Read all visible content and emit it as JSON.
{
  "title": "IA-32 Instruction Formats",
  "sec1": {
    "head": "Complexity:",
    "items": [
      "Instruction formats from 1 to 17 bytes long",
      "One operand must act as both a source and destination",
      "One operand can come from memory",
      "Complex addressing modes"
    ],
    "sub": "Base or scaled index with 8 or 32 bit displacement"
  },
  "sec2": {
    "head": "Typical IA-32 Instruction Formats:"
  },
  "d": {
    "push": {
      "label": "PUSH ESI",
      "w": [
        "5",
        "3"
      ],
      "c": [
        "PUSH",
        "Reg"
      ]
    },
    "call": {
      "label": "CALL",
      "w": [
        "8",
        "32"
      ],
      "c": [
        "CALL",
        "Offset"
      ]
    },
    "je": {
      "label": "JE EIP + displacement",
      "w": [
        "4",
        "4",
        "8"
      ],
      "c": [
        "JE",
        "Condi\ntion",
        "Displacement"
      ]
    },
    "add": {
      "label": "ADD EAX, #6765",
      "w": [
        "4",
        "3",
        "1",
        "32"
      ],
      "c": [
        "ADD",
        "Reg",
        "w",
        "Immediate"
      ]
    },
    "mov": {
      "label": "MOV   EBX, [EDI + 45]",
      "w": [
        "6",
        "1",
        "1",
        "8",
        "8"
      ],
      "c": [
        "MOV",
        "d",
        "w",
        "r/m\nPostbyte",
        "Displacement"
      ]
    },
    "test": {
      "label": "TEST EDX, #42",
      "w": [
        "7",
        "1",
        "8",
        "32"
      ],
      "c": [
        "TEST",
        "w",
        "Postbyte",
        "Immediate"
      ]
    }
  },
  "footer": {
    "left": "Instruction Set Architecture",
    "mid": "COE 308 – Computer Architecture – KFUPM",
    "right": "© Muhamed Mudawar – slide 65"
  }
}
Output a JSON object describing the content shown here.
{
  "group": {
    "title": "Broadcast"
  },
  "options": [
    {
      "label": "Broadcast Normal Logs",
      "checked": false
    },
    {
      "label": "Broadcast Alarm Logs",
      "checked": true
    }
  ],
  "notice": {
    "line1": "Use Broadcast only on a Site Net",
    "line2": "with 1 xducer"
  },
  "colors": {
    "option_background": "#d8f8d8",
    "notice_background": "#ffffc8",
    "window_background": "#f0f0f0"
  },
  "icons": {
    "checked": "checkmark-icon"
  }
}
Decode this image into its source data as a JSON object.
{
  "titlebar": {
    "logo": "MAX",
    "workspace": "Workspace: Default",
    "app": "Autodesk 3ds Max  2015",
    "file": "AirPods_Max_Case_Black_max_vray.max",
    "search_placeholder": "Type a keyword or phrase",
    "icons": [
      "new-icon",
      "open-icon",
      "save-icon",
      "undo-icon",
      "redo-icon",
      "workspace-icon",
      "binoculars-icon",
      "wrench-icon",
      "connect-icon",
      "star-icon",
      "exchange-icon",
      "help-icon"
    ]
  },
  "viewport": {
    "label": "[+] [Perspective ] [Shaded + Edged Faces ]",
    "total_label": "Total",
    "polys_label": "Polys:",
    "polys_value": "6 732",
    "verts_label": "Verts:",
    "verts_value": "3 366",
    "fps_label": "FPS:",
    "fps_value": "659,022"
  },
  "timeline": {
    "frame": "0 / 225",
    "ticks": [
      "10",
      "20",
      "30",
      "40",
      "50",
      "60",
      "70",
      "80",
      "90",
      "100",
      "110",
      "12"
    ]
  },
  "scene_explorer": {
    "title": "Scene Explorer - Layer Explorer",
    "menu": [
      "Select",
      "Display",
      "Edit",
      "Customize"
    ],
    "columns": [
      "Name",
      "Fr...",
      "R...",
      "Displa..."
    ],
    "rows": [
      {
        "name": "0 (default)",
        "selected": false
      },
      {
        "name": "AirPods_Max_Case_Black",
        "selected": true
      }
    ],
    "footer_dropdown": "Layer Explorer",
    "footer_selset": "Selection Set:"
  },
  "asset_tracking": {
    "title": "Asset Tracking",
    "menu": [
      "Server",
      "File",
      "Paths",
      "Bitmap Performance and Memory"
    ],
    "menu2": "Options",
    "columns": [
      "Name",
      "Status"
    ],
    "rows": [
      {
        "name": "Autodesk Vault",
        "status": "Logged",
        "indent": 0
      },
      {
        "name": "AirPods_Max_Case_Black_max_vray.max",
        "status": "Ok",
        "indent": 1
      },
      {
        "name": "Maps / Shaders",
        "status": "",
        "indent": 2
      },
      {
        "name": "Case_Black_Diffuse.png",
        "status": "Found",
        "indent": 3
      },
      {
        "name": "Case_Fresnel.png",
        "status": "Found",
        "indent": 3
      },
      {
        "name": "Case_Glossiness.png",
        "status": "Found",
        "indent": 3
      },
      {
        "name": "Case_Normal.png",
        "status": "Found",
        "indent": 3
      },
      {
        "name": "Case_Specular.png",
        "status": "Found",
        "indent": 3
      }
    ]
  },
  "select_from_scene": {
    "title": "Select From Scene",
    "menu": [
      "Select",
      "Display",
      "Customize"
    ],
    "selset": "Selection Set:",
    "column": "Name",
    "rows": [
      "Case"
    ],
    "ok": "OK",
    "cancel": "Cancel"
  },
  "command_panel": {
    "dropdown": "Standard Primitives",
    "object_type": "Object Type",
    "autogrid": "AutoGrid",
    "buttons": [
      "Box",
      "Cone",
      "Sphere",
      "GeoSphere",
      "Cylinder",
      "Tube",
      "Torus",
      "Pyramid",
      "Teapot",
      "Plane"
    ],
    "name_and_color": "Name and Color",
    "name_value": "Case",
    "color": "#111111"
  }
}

• • • • • • •

◆ Task directions: Of the lines in the material, how many include "Autodesk"? Respond with the number alone.

◆ Answer to the task: 2